#### Texte à lire ####

A l'automne 2013, il a cumulé problèmes administratifs, matériels et humains, son humeur en pâtissait, mais il jurait d'arriver à s'en sortir coûte que coûte. Il avait beaucoup maigri et semblait miné, exténué. Usé par des relations insatisfaisantes et difficiles, par une vie très rude, il ne voulait plus faire de concessions ni recevoir d'aide. Peut-être était-il malade, mais il ne l'a pas pris au sérieux, et de toutes façons se soignait par lui-même de façon naturelle. Dans l'hiver, il a beaucoup changé, il était très révolté, accumulait les ennuis, la fatigue, les déceptions, semblait au bout du rouleau. Il a voulu régler pas mal d'affaires en cours, récupérer des objets prêtés, dégager de veilles remises, faire propre, il entreprenait de gros travaux de nettoyage dehors, sciant toujours tout son bois à la main.
Après l'accident du poêle, au cœur de l'hiver, il n'a plus eu de chauffage. Il a refusé tout autre hébergement. Il voulait rester dans sa yourte, dans ce qu'il avait construit, car c'était là le sens de sa vie, ce labeur modeste du quotidien qui lui rendait son honneur. Quand on sait le temps qu'il a fait et qu'il fait encore en Bretagne, on peut imaginer l'état d'humidité et de froid dans une tente. Pourtant, il avait commencé à reconstruire un nouveau petit four en argile à la place du poêle (toujours pas sec aujourd'hui). Et il a continué à débroussailler, couper du bois, sans tronçonneuse. Il y allait en force, sa voisine se rappelle l'avoir vu, peu de temps avant son décès, s'acharner avec des coins sur une grosse poutre qu'il voulait débiter.
Jean-Paul est mort d'épuisement, au bout de lui-même, à l'âge de 46 ans, parce qu'en France, aujourd'hui, on peut mourir de dignité.
Les médecins et la famille disent que Jean-Paul s'est tué à la tâche, que les efforts physiques ont été trop violents, que le corps a lâché.

#### Données fournies ####

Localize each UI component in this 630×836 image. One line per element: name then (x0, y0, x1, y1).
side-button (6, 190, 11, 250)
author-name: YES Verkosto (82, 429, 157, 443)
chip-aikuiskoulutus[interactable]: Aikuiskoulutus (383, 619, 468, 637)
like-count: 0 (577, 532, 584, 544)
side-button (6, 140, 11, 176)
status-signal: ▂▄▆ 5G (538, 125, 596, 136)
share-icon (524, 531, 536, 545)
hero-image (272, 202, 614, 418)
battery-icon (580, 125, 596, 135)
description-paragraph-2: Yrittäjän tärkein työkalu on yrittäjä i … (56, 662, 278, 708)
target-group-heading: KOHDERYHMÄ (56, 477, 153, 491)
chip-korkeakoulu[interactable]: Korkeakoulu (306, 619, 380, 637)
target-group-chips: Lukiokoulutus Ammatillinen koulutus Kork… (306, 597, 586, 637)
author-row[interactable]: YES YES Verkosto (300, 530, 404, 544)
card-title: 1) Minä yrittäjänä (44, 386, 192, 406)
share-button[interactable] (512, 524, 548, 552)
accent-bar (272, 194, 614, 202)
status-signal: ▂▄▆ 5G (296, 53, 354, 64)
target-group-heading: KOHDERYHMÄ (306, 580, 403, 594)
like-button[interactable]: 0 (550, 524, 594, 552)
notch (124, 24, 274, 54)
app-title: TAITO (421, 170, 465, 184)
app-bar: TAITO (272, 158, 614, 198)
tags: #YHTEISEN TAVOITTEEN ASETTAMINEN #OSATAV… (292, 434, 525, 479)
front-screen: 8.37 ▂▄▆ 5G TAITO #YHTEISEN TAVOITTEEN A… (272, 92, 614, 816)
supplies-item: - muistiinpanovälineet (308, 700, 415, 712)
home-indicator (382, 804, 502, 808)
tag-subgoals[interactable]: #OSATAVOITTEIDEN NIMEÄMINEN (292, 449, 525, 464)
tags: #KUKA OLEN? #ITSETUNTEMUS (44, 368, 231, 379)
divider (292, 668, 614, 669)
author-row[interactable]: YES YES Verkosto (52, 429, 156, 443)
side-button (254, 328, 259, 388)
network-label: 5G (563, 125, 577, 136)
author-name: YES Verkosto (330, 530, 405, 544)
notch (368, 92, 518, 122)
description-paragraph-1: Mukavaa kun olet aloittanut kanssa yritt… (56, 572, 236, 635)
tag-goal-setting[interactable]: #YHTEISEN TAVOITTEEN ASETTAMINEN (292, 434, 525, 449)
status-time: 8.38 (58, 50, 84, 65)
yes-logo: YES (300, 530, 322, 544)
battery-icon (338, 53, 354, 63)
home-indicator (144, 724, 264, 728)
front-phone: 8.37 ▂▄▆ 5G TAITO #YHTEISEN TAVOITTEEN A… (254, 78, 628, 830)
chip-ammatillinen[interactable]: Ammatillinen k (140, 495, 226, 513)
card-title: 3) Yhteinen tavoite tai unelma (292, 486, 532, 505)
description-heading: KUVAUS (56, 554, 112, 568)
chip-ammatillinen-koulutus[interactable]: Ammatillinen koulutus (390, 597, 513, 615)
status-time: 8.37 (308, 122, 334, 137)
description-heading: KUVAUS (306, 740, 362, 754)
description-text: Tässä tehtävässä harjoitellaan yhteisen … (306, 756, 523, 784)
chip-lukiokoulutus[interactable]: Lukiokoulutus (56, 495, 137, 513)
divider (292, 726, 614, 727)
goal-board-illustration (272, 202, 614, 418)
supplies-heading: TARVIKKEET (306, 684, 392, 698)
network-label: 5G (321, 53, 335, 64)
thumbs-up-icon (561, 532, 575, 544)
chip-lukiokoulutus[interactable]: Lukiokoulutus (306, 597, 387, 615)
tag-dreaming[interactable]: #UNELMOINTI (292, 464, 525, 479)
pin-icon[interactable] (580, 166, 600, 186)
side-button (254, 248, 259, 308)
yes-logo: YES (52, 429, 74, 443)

####

» **Exercice proposé 1**
D'après le texte sur Jean-Paul, à quel âge est-il mort ?
» **Exercice proposé 2**
Prolongez le texte sur Jean-Paul, s'il vous plaît, en reprenant après sa dernière phrase.

» **Corrigé 1**
Il est mort à l'âge de 46 ans.

» **Corrigé 2**
Que ça arrive à des hommes dans la force de l'âge.
Moi je dis que la dignité, celle dont on a tellement besoin pour exister, peut faire arrêter un cœur de battre.
Et je dis que je ne laisserais plus jamais quiconque traiter des personnes bénéficiant de la solidarité sociale de paumés, paresseux ou parasites.
Je suis certaine que quelques yourteurs se reconnaîtront dans ce témoignage, cette façon de vouloir prendre en charge sa cohérence et son autonomie sans plus rien attendre de personne, jusqu'à en arriver au bout du rouleau. Moi entre autres.
Il reste cependant que cet homme est mort dans sa yourte, le meilleur endroit pour rendre son dernier soupir.
Pour terminer ce triste message, voici un extrait de « La prière d'un artiste » qu'il m'a recopié dans sa dernière lettre :
« O grand Créateur,
Aidez-nous à croire qu'il n'est pas trop tard
Et que nous ne sommes pas trop petits et trop imparfaits
Pour être guéris
Par vous et par chacun d'entre nous et rendus entiers
Aidez-nous à nous aimer les uns les autres
Pour nourrir l'épanouissement de chacun
Encourager le développement de chacun
Et comprendre les peurs de chacun
Aidez-nous à savoir que nous ne sommes pas seuls
Que nous sommes aimés et aimables
Aidez-nous à créer
Comme si c'était un acte de respect et d'amour à votre égard. »
Emplie d'une tristesse sans nom...
Je reviendrai ultérieurement
Il me faut digérer cela...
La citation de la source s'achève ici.